■ STATED PROBLEM
Go through the entries below and pick out every line with "графы".

====== RECORDS PROVIDED

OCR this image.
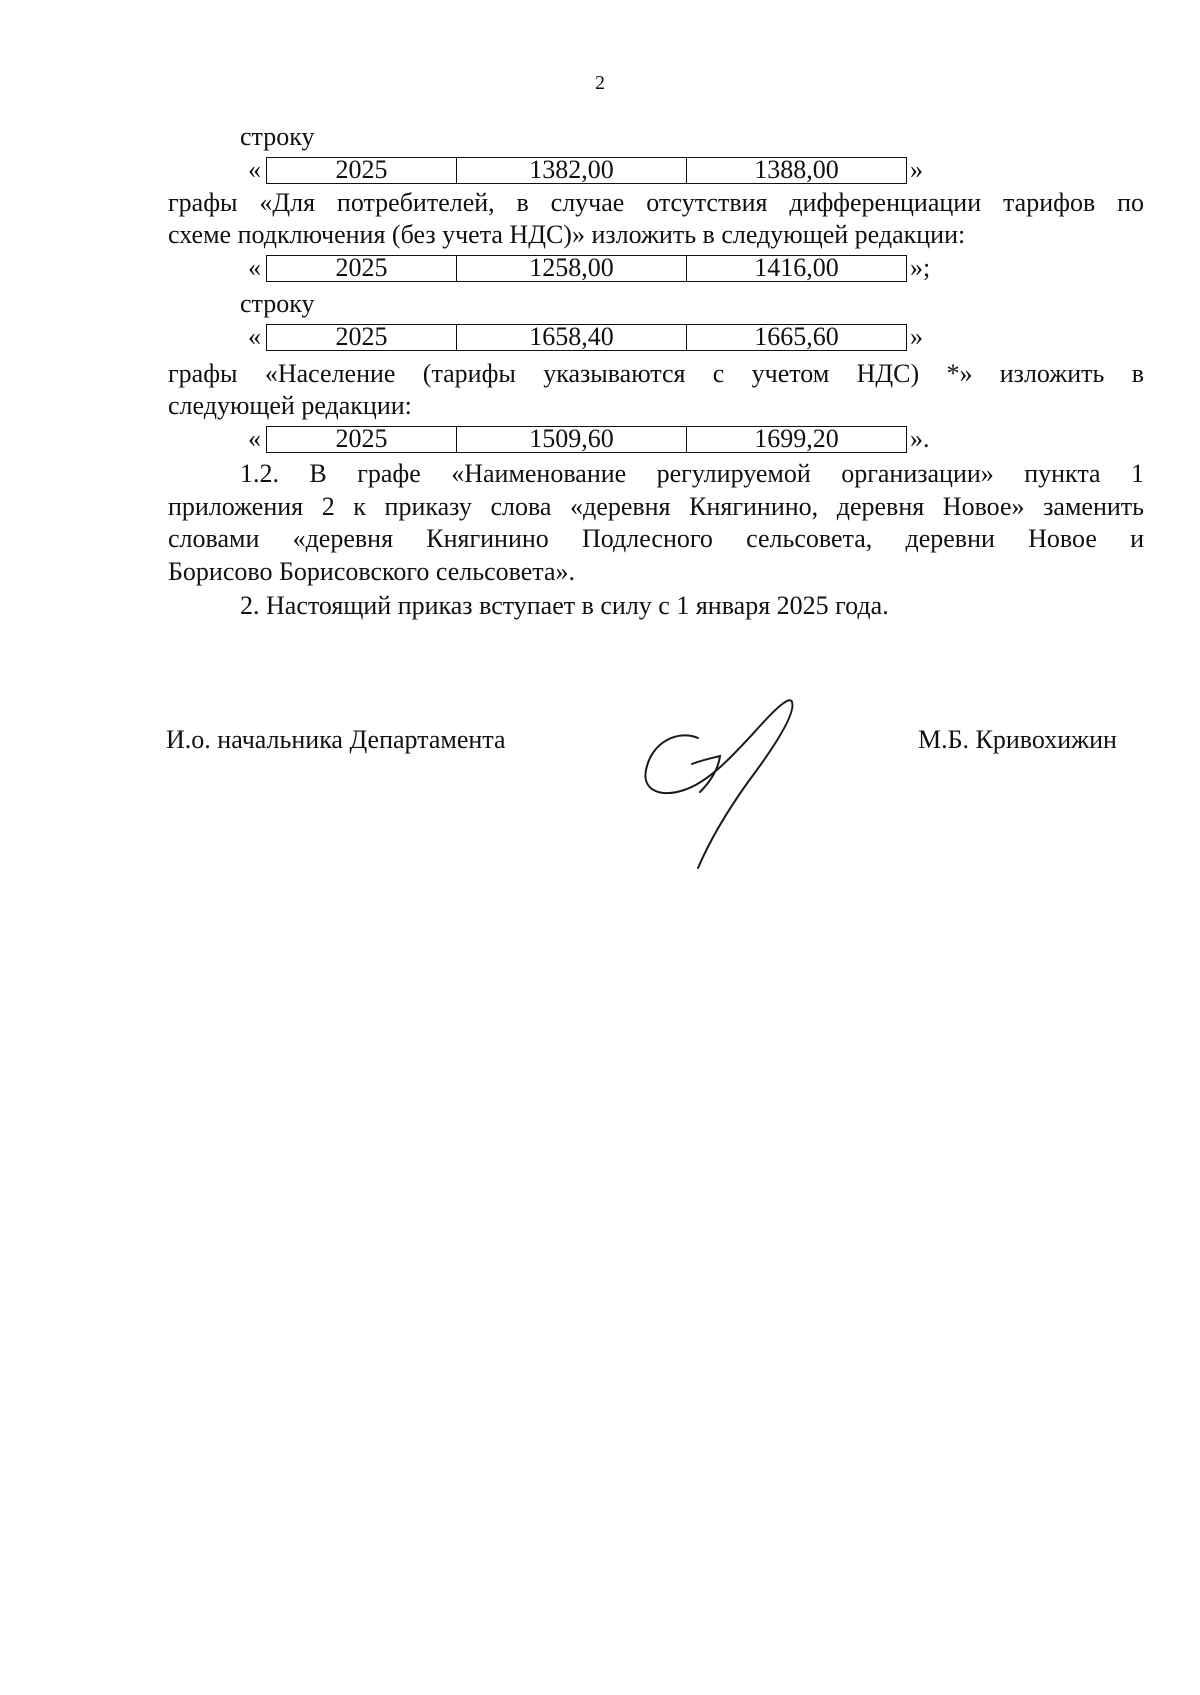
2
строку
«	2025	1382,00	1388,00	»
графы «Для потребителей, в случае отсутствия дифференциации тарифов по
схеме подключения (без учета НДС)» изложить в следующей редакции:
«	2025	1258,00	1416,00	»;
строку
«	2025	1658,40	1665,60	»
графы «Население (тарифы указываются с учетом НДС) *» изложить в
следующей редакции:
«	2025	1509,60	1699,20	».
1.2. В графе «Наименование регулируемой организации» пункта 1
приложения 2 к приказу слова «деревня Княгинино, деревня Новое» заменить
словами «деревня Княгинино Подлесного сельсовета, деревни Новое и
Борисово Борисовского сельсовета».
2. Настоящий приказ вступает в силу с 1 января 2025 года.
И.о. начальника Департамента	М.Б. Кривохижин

============

■ RESPONSE TO THE EXERCISE
графы «Для потребителей, в случае отсутствия дифференциации тарифов по
графы «Население (тарифы указываются с учетом НДС) *» изложить в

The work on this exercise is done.